» Short problem
Locate and copy each line in the data that contains the word "name".

** START Entries shown **

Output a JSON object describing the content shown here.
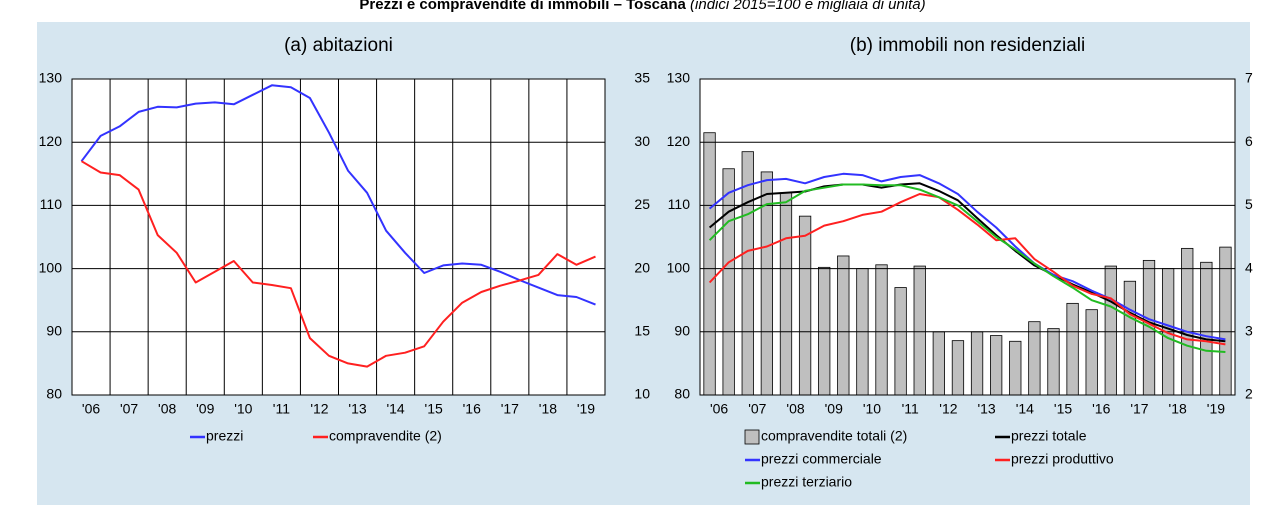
{
  "title": "Prezzi e compravendite di immobili – Toscana",
  "subtitle": "(indici 2015=100 e migliaia di unità)",
  "chart_data": [
    {
      "type": "line",
      "title": "(a) abitazioni",
      "categories": [
        "'06",
        null,
        "'07",
        null,
        "'08",
        null,
        "'09",
        null,
        "'10",
        null,
        "'11",
        null,
        "'12",
        null,
        "'13",
        null,
        "'14",
        null,
        "'15",
        null,
        "'16",
        null,
        "'17",
        null,
        "'18",
        null,
        "'19",
        null
      ],
      "ylim": [
        80,
        130
      ],
      "yticks": [
        80,
        90,
        100,
        110,
        120,
        130
      ],
      "grid": true,
      "legend": "bottom",
      "series": [
        {
          "name": "prezzi",
          "color": "#3333ff",
          "type": "line",
          "values": [
            117,
            121,
            122.5,
            124.8,
            125.6,
            125.5,
            126.1,
            126.3,
            126,
            127.5,
            129,
            128.7,
            127,
            121.5,
            115.5,
            112,
            106,
            102.5,
            99.3,
            100.5,
            100.8,
            100.6,
            99.5,
            98.2,
            97,
            95.8,
            95.5,
            94.3
          ]
        },
        {
          "name": "compravendite (2)",
          "color": "#ff2020",
          "type": "line",
          "values": [
            117,
            115.2,
            114.8,
            112.5,
            105.3,
            102.5,
            97.8,
            99.5,
            101.2,
            97.8,
            97.4,
            96.9,
            89,
            86.2,
            85,
            84.5,
            86.2,
            86.7,
            87.7,
            91.6,
            94.6,
            96.3,
            97.3,
            98.1,
            99,
            102.3,
            100.6,
            101.9
          ]
        }
      ]
    },
    {
      "type": "bar-line",
      "title": "(b) immobili non residenziali",
      "categories": [
        "'06",
        null,
        "'07",
        null,
        "'08",
        null,
        "'09",
        null,
        "'10",
        null,
        "'11",
        null,
        "'12",
        null,
        "'13",
        null,
        "'14",
        null,
        "'15",
        null,
        "'16",
        null,
        "'17",
        null,
        "'18",
        null,
        "'19",
        null
      ],
      "ylim": [
        80,
        130
      ],
      "yticks": [
        80,
        90,
        100,
        110,
        120,
        130
      ],
      "y2lim": [
        2,
        7
      ],
      "y2ticks": [
        2,
        3,
        4,
        5,
        6,
        7
      ],
      "y3lim": [
        10,
        35
      ],
      "y3ticks": [
        10,
        15,
        20,
        25,
        30,
        35
      ],
      "grid": true,
      "legend": "bottom",
      "series": [
        {
          "name": "compravendite totali (2)",
          "color": "#bfbfbf",
          "type": "bar",
          "axis": "y2",
          "values": [
            6.15,
            5.58,
            5.85,
            5.53,
            5.2,
            4.83,
            4.02,
            4.2,
            4.0,
            4.06,
            3.7,
            4.04,
            3.0,
            2.86,
            3.0,
            2.94,
            2.85,
            3.16,
            3.05,
            3.45,
            3.35,
            4.04,
            3.8,
            4.13,
            4.0,
            4.32,
            4.1,
            4.34
          ]
        },
        {
          "name": "prezzi totale",
          "color": "#000000",
          "type": "line",
          "values": [
            106.5,
            109,
            110.5,
            111.8,
            112,
            112.2,
            113,
            113.3,
            113.3,
            112.8,
            113.3,
            113.5,
            112.3,
            110.8,
            108,
            105.3,
            102.8,
            100.5,
            99,
            97.5,
            96.2,
            94.8,
            93,
            91.5,
            90.5,
            89.5,
            88.8,
            88.5
          ]
        },
        {
          "name": "prezzi commerciale",
          "color": "#3333ff",
          "type": "line",
          "values": [
            109.5,
            112,
            113.2,
            114,
            114.2,
            113.5,
            114.5,
            115,
            114.8,
            113.8,
            114.5,
            114.8,
            113.5,
            111.8,
            109,
            106.5,
            103.5,
            100.8,
            99,
            98,
            96.5,
            95.2,
            93.5,
            92,
            91,
            90,
            89.3,
            88.8
          ]
        },
        {
          "name": "prezzi produttivo",
          "color": "#ff2020",
          "type": "line",
          "values": [
            97.8,
            101,
            102.8,
            103.5,
            104.8,
            105.2,
            106.8,
            107.5,
            108.5,
            109,
            110.5,
            111.8,
            111.3,
            109.3,
            107,
            104.5,
            104.8,
            101.5,
            99.5,
            97.3,
            96,
            95.3,
            92.8,
            91.3,
            89.8,
            88.8,
            88.5,
            88
          ]
        },
        {
          "name": "prezzi terziario",
          "color": "#22bb22",
          "type": "line",
          "values": [
            104.5,
            107.5,
            108.6,
            110.2,
            110.5,
            112.3,
            112.8,
            113.3,
            113.3,
            113.2,
            113.2,
            112.5,
            111.3,
            110,
            107.5,
            105,
            103,
            100.8,
            98.8,
            97,
            95,
            94,
            92.3,
            90.8,
            89,
            87.8,
            87,
            86.8
          ]
        }
      ]
    }
  ]
}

** END Entries shown **

» Task output
          "name": "prezzi",
          "name": "compravendite (2)",
          "name": "compravendite totali (2)",
          "name": "prezzi totale",
          "name": "prezzi commerciale",
          "name": "prezzi produttivo",
          "name": "prezzi terziario",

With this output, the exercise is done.